▼
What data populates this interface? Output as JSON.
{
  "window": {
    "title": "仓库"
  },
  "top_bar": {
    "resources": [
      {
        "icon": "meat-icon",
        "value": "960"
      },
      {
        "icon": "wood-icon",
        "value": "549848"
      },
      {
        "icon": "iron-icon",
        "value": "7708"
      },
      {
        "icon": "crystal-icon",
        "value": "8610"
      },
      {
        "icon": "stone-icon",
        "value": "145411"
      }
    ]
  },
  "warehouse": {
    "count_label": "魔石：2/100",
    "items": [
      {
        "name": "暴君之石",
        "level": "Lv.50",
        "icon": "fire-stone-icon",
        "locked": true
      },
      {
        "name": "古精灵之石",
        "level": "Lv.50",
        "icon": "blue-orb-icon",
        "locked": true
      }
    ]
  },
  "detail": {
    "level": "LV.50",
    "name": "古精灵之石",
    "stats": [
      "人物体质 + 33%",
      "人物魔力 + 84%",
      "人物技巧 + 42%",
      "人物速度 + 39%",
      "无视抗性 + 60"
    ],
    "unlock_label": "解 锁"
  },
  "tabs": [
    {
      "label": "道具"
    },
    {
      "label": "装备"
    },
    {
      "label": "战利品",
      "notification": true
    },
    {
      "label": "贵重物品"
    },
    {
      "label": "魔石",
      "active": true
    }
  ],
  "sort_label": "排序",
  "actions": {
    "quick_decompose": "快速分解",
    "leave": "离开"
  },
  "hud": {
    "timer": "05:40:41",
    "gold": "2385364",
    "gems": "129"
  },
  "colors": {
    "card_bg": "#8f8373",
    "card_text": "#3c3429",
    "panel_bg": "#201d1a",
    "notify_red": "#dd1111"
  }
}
▲
▼
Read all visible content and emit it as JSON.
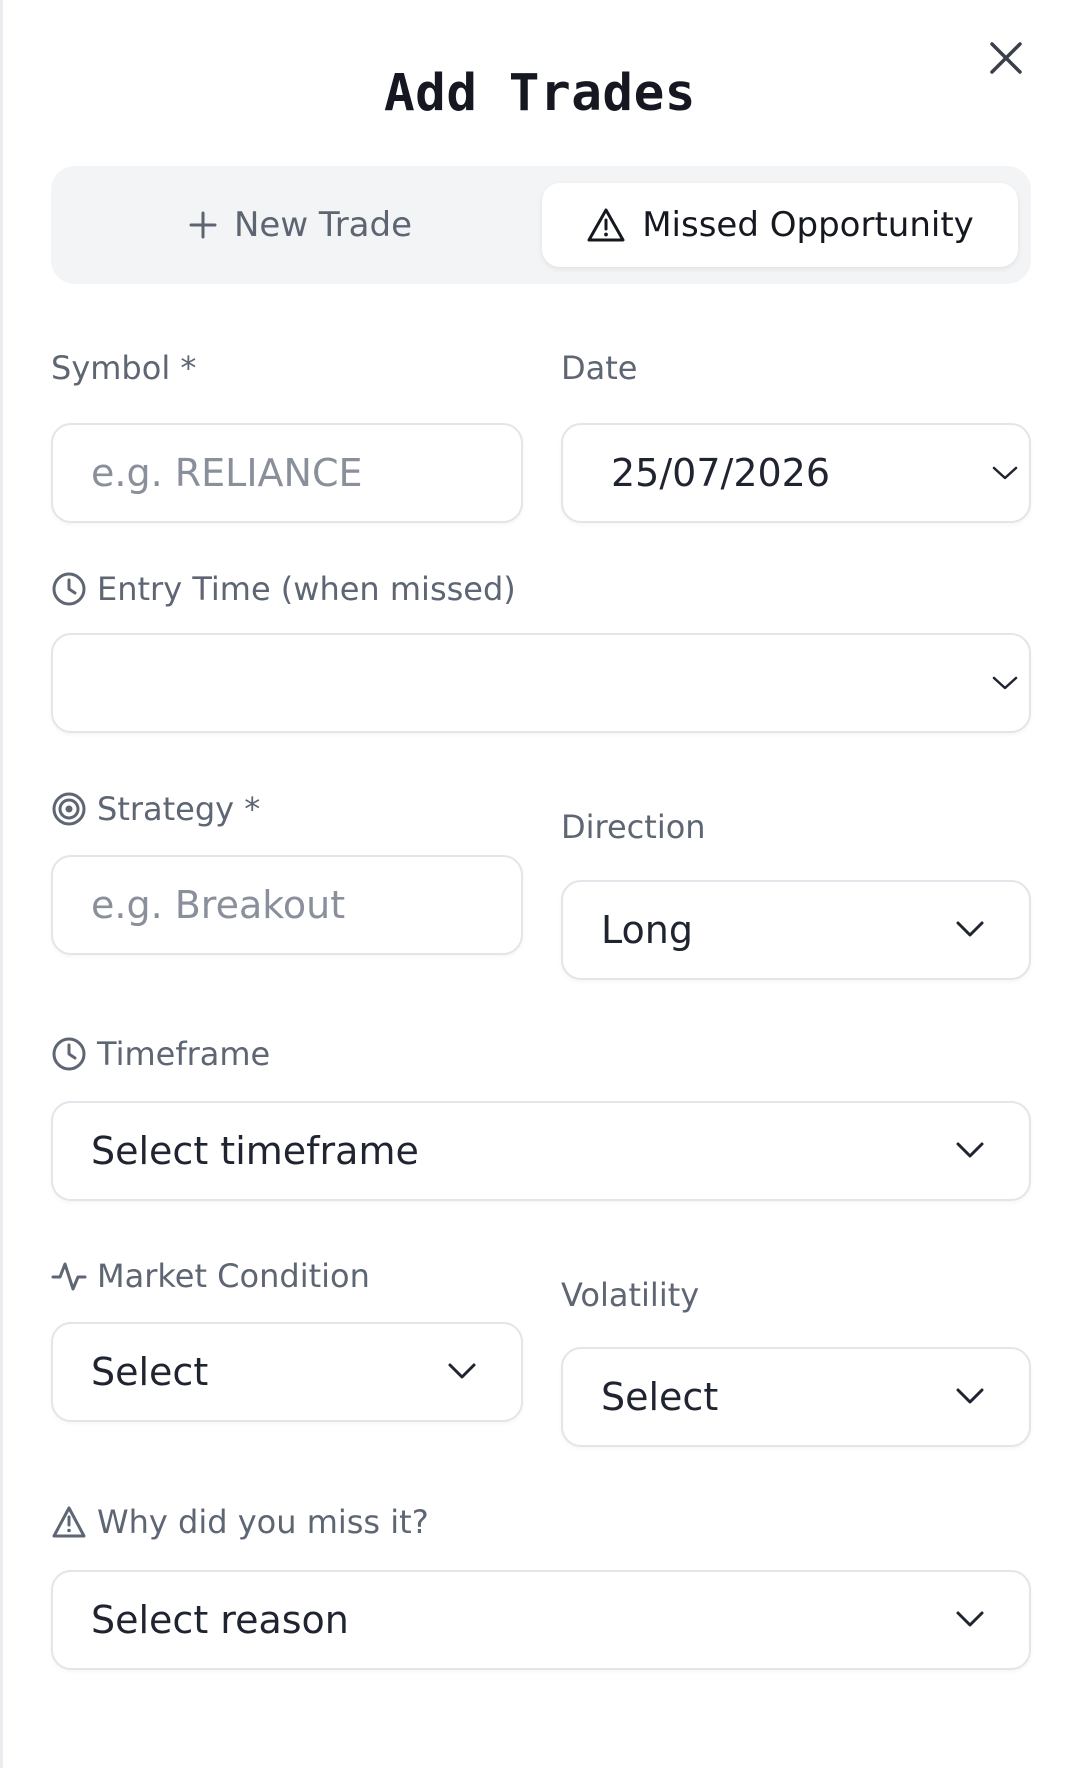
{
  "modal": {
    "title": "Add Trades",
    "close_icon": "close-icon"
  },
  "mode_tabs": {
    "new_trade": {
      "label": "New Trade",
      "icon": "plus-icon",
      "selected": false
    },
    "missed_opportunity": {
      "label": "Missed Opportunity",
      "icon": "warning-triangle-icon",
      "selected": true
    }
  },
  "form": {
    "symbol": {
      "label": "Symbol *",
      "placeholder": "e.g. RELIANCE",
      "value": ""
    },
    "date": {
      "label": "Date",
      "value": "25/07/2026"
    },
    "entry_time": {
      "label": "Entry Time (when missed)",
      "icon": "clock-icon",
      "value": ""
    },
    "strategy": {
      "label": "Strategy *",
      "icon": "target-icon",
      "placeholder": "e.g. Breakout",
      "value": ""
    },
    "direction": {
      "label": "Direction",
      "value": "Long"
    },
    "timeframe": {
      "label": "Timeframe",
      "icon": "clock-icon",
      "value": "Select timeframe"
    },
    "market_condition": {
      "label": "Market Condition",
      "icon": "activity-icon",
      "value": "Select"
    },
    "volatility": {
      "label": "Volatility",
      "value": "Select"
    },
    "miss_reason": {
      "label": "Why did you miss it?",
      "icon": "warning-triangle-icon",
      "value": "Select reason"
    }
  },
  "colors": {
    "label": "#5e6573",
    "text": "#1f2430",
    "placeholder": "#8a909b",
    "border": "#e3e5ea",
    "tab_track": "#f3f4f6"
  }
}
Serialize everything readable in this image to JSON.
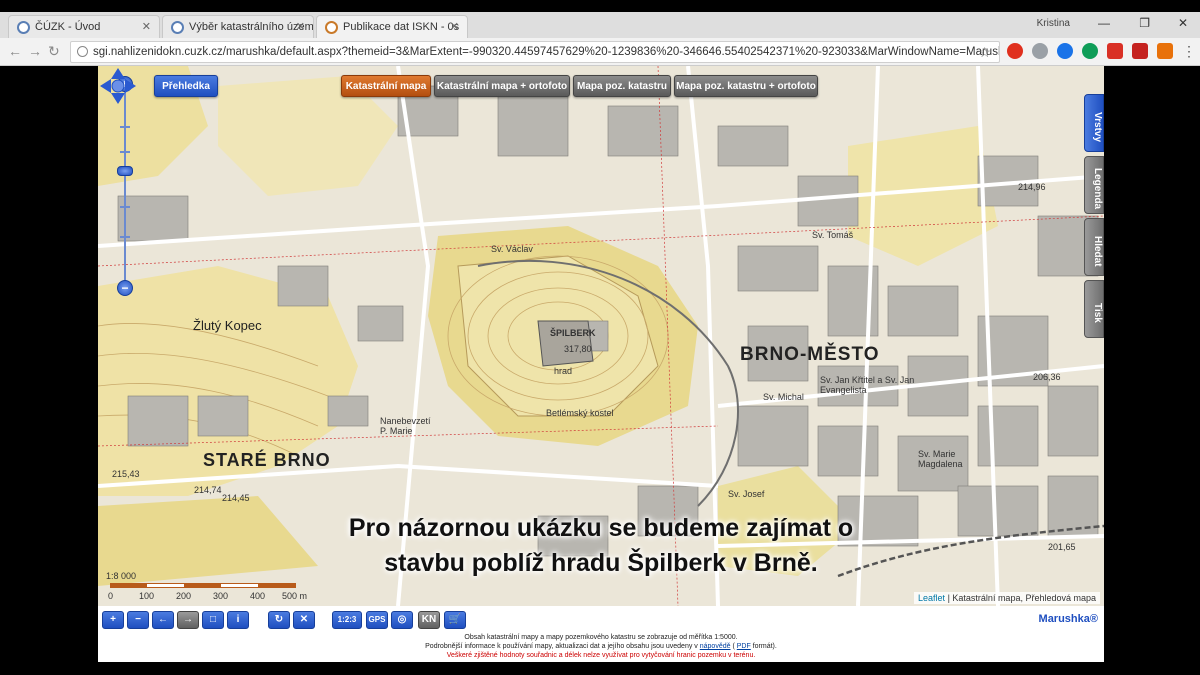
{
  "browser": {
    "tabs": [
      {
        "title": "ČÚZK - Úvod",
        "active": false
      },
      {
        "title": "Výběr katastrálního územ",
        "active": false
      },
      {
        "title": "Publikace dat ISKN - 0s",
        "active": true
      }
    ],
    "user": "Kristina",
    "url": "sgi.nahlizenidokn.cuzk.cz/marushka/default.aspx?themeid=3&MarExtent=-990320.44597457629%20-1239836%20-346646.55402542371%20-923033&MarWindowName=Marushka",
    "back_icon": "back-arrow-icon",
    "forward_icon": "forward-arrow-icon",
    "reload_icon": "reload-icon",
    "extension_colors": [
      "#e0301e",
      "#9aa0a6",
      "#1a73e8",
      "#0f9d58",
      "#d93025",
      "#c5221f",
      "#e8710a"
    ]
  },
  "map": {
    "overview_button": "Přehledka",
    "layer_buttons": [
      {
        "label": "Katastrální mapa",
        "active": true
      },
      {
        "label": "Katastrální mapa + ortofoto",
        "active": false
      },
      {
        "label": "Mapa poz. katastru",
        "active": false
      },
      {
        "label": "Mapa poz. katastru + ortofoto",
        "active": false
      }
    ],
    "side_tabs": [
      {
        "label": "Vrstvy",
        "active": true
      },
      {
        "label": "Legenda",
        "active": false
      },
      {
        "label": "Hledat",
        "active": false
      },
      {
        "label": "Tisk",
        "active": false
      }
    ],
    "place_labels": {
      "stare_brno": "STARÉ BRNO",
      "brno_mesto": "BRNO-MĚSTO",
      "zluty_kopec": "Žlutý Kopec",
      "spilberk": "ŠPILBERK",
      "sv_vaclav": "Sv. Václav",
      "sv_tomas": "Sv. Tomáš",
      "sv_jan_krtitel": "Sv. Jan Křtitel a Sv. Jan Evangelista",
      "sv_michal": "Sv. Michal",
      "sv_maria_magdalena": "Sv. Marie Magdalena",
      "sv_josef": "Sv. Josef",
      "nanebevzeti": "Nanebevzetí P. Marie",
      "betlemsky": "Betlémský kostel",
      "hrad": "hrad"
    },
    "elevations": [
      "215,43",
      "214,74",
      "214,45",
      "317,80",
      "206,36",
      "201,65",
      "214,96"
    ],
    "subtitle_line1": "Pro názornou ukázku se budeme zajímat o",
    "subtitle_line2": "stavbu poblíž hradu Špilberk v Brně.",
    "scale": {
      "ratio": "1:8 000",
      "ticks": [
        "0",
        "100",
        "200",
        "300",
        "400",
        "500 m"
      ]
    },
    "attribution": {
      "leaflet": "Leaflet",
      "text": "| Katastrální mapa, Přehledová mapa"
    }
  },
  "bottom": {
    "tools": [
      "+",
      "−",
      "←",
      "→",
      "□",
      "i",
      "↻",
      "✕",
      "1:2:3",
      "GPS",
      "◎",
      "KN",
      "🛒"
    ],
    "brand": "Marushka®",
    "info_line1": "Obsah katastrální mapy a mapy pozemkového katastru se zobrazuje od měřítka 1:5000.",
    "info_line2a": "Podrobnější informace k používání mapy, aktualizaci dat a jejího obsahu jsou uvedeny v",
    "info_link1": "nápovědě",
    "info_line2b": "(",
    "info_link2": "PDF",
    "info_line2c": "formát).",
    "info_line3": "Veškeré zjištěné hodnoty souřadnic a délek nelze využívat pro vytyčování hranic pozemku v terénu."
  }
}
▲
WRITTEN PROBLEM: Copy out all lines above that include the string "arrow".

ANSWER TO THIS TASK:
    "back_icon": "back-arrow-icon",
    "forward_icon": "forward-arrow-icon",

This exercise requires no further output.